Every line with the string "登録内容確認" should be gathered.
## Start Dataset records
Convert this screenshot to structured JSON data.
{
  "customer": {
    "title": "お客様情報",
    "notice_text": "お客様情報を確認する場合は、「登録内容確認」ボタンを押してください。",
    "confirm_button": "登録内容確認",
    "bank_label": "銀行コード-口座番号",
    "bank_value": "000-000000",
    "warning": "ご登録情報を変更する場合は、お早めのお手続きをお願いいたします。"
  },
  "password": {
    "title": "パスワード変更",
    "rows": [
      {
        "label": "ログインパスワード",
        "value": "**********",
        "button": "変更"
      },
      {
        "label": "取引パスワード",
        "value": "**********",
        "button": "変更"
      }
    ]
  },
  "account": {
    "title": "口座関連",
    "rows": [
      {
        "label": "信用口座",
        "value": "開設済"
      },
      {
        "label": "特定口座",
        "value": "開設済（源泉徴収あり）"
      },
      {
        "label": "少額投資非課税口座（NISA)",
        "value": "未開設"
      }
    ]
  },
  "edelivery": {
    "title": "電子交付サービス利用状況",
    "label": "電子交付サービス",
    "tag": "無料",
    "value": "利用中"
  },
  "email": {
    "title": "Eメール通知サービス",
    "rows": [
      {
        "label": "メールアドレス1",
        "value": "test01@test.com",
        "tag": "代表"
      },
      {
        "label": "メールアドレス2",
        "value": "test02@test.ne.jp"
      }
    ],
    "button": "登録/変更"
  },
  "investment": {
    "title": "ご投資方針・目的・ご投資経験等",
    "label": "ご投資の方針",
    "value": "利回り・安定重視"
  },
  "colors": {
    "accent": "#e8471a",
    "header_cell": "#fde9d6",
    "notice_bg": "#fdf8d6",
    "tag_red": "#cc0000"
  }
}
## End Dataset records
## Start Dataset records
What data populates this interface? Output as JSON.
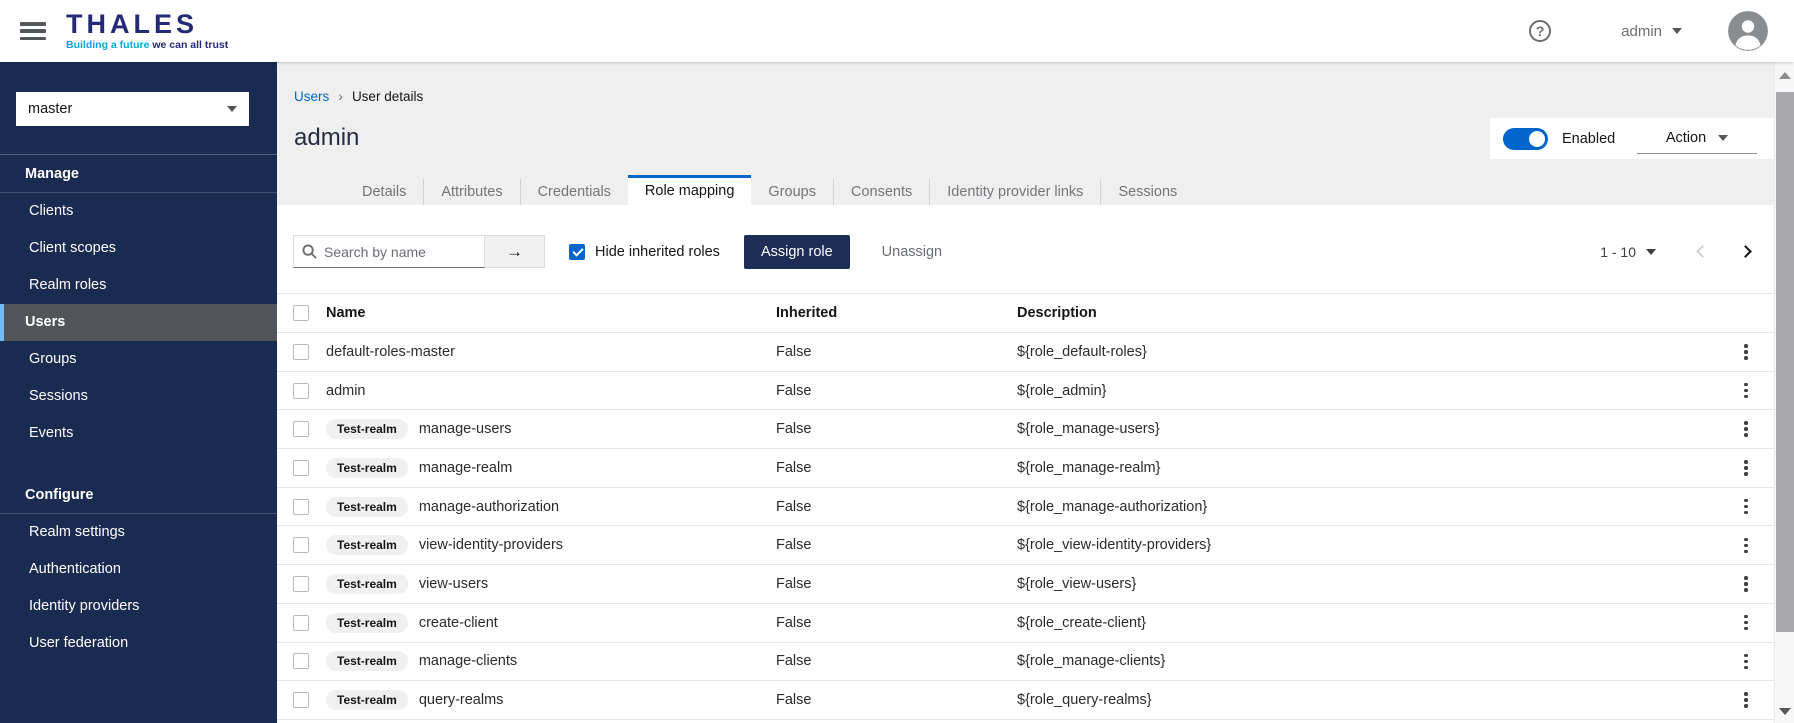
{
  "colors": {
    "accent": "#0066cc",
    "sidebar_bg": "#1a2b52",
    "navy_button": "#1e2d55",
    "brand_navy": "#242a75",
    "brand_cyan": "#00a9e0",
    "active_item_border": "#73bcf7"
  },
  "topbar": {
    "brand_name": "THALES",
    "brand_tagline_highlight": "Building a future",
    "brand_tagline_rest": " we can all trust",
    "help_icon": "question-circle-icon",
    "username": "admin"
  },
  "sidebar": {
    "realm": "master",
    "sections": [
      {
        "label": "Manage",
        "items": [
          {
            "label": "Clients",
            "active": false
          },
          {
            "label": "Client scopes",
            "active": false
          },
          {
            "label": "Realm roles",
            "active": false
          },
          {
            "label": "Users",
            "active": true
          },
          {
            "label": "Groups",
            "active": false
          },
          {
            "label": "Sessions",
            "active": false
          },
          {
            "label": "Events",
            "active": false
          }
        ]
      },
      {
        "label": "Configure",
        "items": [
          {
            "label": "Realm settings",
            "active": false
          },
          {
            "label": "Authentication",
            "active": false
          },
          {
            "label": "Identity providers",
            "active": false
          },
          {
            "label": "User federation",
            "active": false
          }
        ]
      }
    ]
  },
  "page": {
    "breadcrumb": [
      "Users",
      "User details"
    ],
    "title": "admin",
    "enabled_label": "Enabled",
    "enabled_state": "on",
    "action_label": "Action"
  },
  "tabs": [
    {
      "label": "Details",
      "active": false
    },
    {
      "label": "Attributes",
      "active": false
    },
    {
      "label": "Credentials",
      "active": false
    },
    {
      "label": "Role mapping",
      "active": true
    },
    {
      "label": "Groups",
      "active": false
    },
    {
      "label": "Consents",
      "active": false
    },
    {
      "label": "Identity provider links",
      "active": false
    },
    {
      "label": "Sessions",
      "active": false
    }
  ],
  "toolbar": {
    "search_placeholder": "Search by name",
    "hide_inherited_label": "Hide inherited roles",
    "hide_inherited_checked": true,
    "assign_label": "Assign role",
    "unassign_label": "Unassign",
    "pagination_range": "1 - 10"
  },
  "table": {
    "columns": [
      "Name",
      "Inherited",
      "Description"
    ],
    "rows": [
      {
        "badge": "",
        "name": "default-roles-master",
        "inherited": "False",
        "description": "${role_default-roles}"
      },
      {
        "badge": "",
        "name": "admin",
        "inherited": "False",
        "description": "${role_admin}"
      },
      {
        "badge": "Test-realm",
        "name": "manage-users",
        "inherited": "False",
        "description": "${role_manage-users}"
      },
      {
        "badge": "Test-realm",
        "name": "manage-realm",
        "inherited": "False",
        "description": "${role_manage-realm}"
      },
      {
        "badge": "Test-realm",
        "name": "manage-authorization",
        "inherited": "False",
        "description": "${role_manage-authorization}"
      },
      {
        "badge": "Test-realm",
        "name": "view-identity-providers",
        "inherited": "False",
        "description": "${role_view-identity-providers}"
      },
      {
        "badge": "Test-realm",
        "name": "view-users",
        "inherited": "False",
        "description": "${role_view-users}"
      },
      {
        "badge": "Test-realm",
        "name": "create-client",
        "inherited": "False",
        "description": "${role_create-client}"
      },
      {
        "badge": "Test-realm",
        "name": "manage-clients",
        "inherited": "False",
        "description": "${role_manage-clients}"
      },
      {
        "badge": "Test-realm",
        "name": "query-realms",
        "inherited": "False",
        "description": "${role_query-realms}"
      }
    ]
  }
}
## End Dataset records
## Start Dataset records
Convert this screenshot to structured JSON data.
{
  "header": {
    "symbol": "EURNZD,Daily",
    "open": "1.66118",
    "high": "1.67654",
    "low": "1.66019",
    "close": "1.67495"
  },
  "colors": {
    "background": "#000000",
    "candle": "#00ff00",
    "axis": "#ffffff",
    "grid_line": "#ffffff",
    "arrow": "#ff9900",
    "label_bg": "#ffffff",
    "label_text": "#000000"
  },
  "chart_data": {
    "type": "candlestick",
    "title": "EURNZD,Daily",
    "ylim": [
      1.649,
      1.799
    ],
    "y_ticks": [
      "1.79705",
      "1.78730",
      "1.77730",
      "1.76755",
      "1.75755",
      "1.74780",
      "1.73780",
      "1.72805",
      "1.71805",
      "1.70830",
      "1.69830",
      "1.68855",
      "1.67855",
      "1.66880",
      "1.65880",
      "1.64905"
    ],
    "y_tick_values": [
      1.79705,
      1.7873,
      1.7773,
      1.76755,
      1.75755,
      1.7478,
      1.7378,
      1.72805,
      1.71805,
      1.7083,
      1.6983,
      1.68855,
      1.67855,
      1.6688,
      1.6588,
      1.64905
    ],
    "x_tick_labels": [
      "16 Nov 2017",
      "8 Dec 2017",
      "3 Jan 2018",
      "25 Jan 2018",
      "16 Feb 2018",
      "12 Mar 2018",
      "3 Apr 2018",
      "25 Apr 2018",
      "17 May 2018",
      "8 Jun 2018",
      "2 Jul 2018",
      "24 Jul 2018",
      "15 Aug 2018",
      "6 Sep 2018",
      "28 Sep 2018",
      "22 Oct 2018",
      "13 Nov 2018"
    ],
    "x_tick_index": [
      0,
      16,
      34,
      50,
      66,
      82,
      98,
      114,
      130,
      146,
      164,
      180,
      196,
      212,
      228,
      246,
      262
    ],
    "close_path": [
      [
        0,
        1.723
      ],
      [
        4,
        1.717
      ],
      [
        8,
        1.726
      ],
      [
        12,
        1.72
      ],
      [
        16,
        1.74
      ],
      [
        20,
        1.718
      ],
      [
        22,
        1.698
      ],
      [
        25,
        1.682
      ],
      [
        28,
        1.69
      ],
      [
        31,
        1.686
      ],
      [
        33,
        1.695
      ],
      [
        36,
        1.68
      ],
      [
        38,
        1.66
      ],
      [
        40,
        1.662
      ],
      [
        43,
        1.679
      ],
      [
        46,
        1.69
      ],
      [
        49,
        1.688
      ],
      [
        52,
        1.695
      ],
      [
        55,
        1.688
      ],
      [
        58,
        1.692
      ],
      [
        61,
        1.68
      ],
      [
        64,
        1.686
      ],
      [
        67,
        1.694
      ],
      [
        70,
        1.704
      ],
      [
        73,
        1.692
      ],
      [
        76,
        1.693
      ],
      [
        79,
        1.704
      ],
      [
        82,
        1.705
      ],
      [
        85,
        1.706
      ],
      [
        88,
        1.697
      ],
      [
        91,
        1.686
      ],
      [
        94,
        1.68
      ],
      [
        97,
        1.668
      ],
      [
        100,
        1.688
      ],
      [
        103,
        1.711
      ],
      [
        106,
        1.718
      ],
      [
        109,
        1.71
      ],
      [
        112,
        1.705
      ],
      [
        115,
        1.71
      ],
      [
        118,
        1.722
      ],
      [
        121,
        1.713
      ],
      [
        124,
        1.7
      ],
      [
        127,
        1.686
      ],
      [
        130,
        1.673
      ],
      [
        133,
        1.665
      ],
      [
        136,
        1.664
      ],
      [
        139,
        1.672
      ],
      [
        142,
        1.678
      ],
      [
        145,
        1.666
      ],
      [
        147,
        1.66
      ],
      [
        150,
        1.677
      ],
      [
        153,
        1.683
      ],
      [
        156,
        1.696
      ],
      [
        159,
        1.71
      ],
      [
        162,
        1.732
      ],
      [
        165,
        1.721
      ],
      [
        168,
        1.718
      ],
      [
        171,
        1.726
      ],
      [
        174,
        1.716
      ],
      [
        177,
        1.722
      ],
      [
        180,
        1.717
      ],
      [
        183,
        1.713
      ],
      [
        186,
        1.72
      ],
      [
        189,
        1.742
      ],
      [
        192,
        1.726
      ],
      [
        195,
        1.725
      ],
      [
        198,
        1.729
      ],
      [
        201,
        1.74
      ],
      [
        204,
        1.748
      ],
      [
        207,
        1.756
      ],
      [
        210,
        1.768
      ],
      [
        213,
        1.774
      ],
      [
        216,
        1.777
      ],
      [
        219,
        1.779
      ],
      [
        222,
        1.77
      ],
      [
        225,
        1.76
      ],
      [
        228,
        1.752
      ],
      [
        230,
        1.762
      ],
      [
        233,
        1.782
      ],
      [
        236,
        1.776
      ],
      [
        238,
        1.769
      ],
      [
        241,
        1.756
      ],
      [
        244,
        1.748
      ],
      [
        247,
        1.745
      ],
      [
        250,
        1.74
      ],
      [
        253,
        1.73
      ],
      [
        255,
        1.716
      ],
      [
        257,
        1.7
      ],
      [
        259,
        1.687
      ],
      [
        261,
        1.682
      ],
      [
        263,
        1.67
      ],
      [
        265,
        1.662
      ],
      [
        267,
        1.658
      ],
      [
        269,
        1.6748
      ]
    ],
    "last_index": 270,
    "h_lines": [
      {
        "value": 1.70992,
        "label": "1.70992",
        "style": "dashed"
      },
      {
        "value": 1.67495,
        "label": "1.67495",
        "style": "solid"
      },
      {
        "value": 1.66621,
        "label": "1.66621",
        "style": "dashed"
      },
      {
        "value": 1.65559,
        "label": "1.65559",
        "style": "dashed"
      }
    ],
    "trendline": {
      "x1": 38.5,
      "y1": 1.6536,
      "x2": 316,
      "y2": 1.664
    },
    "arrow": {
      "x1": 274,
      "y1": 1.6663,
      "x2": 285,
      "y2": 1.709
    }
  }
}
## End Dataset records
_Output of the exercise_:
    "notice_text": "お客様情報を確認する場合は、「登録内容確認」ボタンを押してください。",
    "confirm_button": "登録内容確認",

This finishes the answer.